◆ What is asked ◆
Gather all lines in the entries below that include the word "label".

[Excerpts from a figure dataset]
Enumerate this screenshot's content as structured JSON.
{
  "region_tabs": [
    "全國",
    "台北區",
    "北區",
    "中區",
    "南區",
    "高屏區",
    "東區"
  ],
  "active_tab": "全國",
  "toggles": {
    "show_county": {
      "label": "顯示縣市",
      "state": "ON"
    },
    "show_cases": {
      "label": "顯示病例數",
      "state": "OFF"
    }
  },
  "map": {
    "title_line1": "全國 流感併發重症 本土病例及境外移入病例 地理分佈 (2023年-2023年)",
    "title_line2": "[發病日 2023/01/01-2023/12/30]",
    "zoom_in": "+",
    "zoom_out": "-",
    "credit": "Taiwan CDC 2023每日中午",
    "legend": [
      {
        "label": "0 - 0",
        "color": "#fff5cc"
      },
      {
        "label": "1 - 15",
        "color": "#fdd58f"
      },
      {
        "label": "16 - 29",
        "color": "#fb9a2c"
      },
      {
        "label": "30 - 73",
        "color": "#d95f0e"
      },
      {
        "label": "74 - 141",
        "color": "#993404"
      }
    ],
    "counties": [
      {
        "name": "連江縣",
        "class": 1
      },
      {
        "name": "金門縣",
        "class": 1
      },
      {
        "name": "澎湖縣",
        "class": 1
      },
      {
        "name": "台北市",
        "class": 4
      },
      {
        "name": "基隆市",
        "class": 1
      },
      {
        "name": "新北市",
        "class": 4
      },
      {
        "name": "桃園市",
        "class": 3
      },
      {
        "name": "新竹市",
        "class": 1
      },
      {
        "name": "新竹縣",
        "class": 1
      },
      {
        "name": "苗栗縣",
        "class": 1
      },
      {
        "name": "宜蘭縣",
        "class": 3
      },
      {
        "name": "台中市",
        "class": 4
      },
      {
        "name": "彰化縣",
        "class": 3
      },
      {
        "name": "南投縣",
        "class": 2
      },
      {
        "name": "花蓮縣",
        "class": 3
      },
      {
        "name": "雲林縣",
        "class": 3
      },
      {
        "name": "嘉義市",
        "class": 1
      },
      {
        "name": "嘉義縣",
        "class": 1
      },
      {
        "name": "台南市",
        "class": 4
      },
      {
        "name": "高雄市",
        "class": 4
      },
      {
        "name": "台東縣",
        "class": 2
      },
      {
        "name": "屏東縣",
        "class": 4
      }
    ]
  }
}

◆ Solution for this problem ◆
      "label": "顯示縣市",
      "label": "顯示病例數",
        "label": "0 - 0",
        "label": "1 - 15",
        "label": "16 - 29",
        "label": "30 - 73",
        "label": "74 - 141",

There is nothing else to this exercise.